» Task description:
Go through the records and copy each line where the word "Forecast" occurs.

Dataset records
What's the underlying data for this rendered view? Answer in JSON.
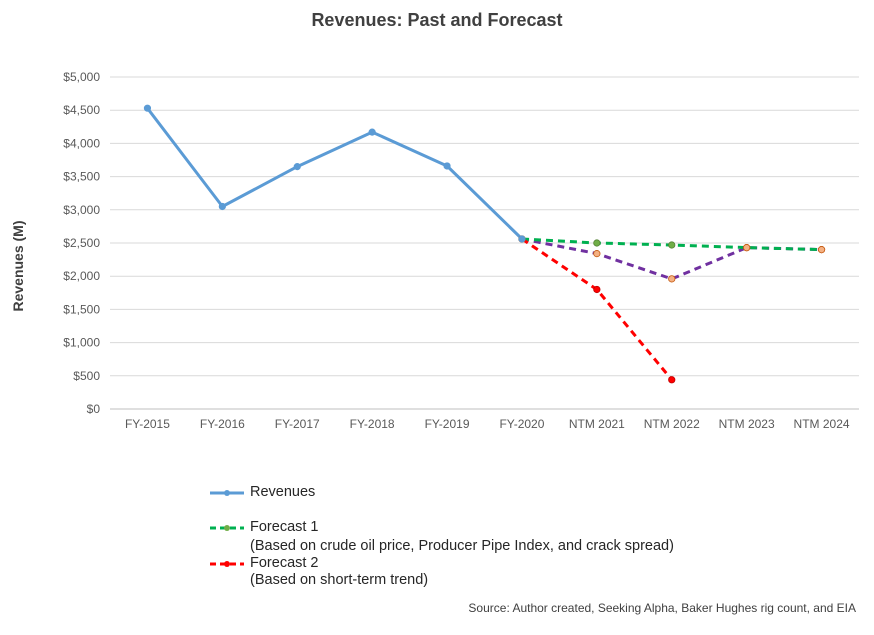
{
  "chart_data": {
    "type": "line",
    "title": "Revenues: Past and Forecast",
    "ylabel": "Revenues (M)",
    "xlabel": "",
    "ylim": [
      0,
      5000
    ],
    "y_ticks": [
      "$0",
      "$500",
      "$1,000",
      "$1,500",
      "$2,000",
      "$2,500",
      "$3,000",
      "$3,500",
      "$4,000",
      "$4,500",
      "$5,000"
    ],
    "categories": [
      "FY-2015",
      "FY-2016",
      "FY-2017",
      "FY-2018",
      "FY-2019",
      "FY-2020",
      "NTM 2021",
      "NTM 2022",
      "NTM 2023",
      "NTM 2024"
    ],
    "grid": true,
    "legend_position": "bottom",
    "series": [
      {
        "name": "Revenues",
        "color": "#5b9bd5",
        "style": "solid",
        "values": [
          4530,
          3050,
          3650,
          4170,
          3660,
          2560,
          null,
          null,
          null,
          null
        ]
      },
      {
        "name": "Forecast 1",
        "note": "(Based on crude oil price, Producer Pipe Index, and crack spread)",
        "color": "#00b050",
        "style": "dashed",
        "values": [
          null,
          null,
          null,
          null,
          null,
          2560,
          2500,
          2470,
          2430,
          2400
        ]
      },
      {
        "name": "Forecast 2",
        "note": "(Based on short-term trend)",
        "color": "#ff0000",
        "style": "dashed",
        "values": [
          null,
          null,
          null,
          null,
          null,
          2560,
          1800,
          440,
          null,
          null
        ]
      },
      {
        "color": "#7030a0",
        "style": "dashed",
        "values": [
          null,
          null,
          null,
          null,
          null,
          2560,
          2340,
          1960,
          2430,
          2400
        ]
      }
    ],
    "marker_color": "#f4b183",
    "source": "Source: Author created, Seeking Alpha, Baker Hughes rig count, and EIA"
  }
}
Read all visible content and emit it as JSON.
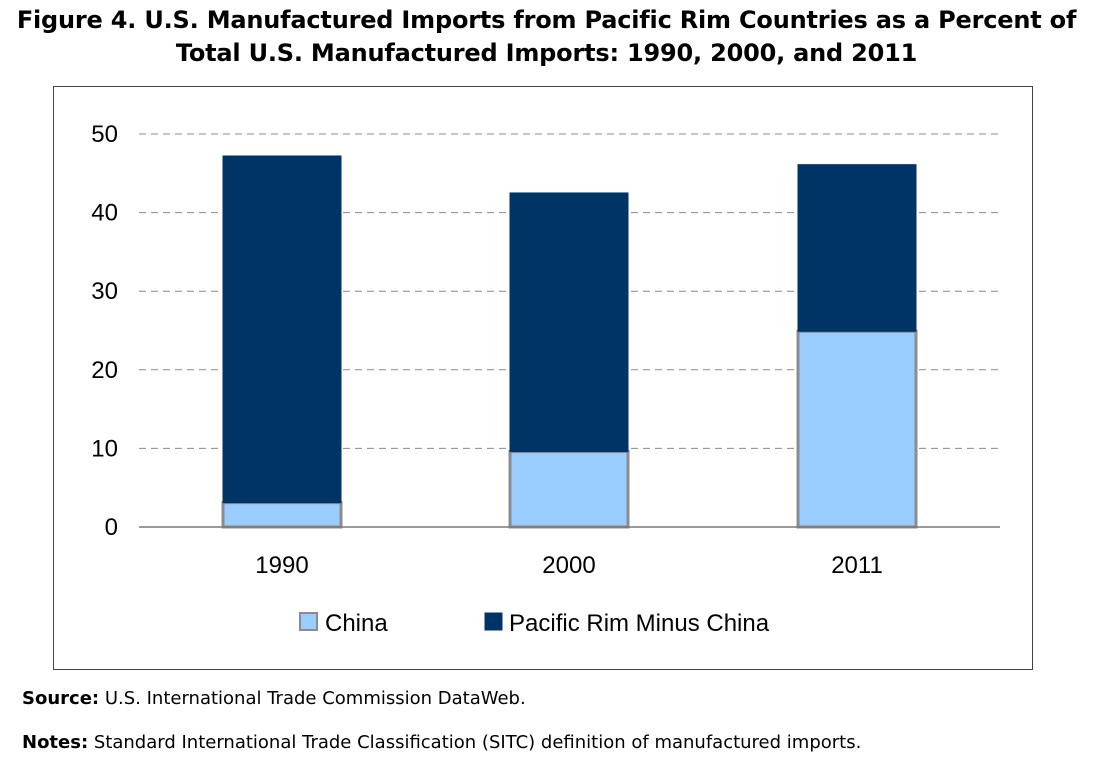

» Complete response:
    "title": "Revenues: Past and Forecast",
        "name": "Forecast 1",
        "name": "Forecast 2",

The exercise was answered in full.